OBJECTIVE → Transcribe every entry word for word, leaving out all images.

Records from a collection:
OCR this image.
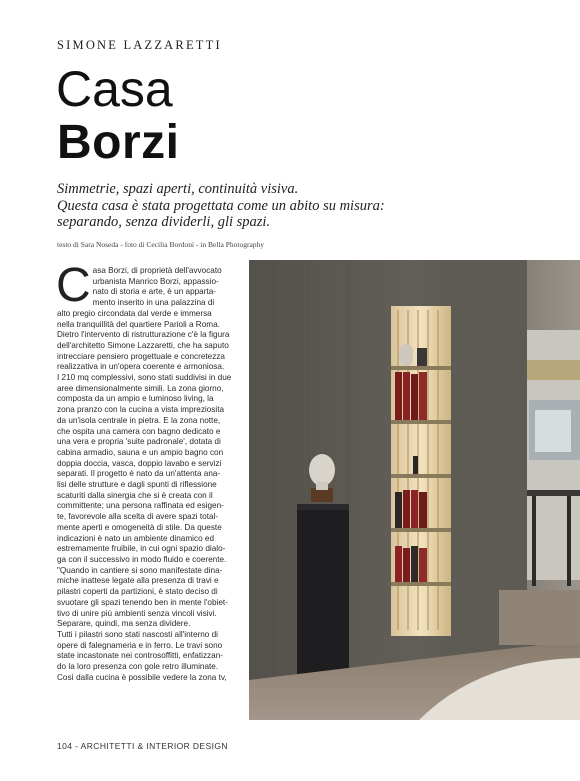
SIMONE LAZZARETTI
Casa
Borzi
Simmetrie, spazi aperti, continuità visiva.
Questa casa è stata progettata come un abito su misura:
separando, senza dividerli, gli spazi.
testo di Sara Noseda - foto di Cecilia Bordoni - in Bella Photography
C asa Borzi, di proprietà dell'avvocato

urbanista Manrico Borzi, appassio-

nato di storia e arte, è un apparta-

mento inserito in una palazzina di

alto pregio circondata dal verde e immersa

nella tranquillità del quartiere Parioli a Roma.

Dietro l'intervento di ristrutturazione c'è la figura

dell'architetto Simone Lazzaretti, che ha saputo

intrecciare pensiero progettuale e concretezza

realizzativa in un'opera coerente e armoniosa.

I 210 mq complessivi, sono stati suddivisi in due

aree dimensionalmente simili. La zona giorno,

composta da un ampio e luminoso living, la

zona pranzo con la cucina a vista impreziosita

da un'isola centrale in pietra. E la zona notte,

che ospita una camera con bagno dedicato e

una vera e propria 'suite padronale', dotata di

cabina armadio, sauna e un ampio bagno con

doppia doccia, vasca, doppio lavabo e servizi

separati. Il progetto è nato da un'attenta ana-

lisi delle strutture e dagli spunti di riflessione

scaturiti dalla sinergia che si è creata con il

committente; una persona raffinata ed esigen-

te, favorevole alla scelta di avere spazi total-

mente aperti e omogeneità di stile. Da queste

indicazioni è nato un ambiente dinamico ed

estremamente fruibile, in cui ogni spazio dialo-

ga con il successivo in modo fluido e coerente.

"Quando in cantiere si sono manifestate dina-

miche inattese legate alla presenza di travi e

pilastri coperti da partizioni, è stato deciso di

svuotare gli spazi tenendo ben in mente l'obiet-

tivo di unire più ambienti senza vincoli visivi.

Separare, quindi, ma senza dividere.

Tutti i pilastri sono stati nascosti all'interno di

opere di falegnameria e in ferro. Le travi sono

state incastonate nei controsoffitti, enfatizzan-

do la loro presenza con gole retro illuminate.

Così dalla cucina è possibile vedere la zona tv,

104 - ARCHITETTI & INTERIOR DESIGN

SOLUTION TO THIS PROBLEM →
OCR this image.
SIMONE LAZZARETTI
Casa
Borzi
Simmetrie, spazi aperti, continuità visiva.
Questa casa è stata progettata come un abito su misura:
separando, senza dividerli, gli spazi.
testo di Sara Noseda - foto di Cecilia Bordoni - in Bella Photography
C asa Borzi, di proprietà dell'avvocato

urbanista Manrico Borzi, appassio-

nato di storia e arte, è un apparta-

mento inserito in una palazzina di

alto pregio circondata dal verde e immersa

nella tranquillità del quartiere Parioli a Roma.

Dietro l'intervento di ristrutturazione c'è la figura

dell'architetto Simone Lazzaretti, che ha saputo

intrecciare pensiero progettuale e concretezza

realizzativa in un'opera coerente e armoniosa.

I 210 mq complessivi, sono stati suddivisi in due

aree dimensionalmente simili. La zona giorno,

composta da un ampio e luminoso living, la

zona pranzo con la cucina a vista impreziosita

da un'isola centrale in pietra. E la zona notte,

che ospita una camera con bagno dedicato e

una vera e propria 'suite padronale', dotata di

cabina armadio, sauna e un ampio bagno con

doppia doccia, vasca, doppio lavabo e servizi

separati. Il progetto è nato da un'attenta ana-

lisi delle strutture e dagli spunti di riflessione

scaturiti dalla sinergia che si è creata con il

committente; una persona raffinata ed esigen-

te, favorevole alla scelta di avere spazi total-

mente aperti e omogeneità di stile. Da queste

indicazioni è nato un ambiente dinamico ed

estremamente fruibile, in cui ogni spazio dialo-

ga con il successivo in modo fluido e coerente.

"Quando in cantiere si sono manifestate dina-

miche inattese legate alla presenza di travi e

pilastri coperti da partizioni, è stato deciso di

svuotare gli spazi tenendo ben in mente l'obiet-

tivo di unire più ambienti senza vincoli visivi.

Separare, quindi, ma senza dividere.

Tutti i pilastri sono stati nascosti all'interno di

opere di falegnameria e in ferro. Le travi sono

state incastonate nei controsoffitti, enfatizzan-

do la loro presenza con gole retro illuminate.

Così dalla cucina è possibile vedere la zona tv,

104 - ARCHITETTI & INTERIOR DESIGN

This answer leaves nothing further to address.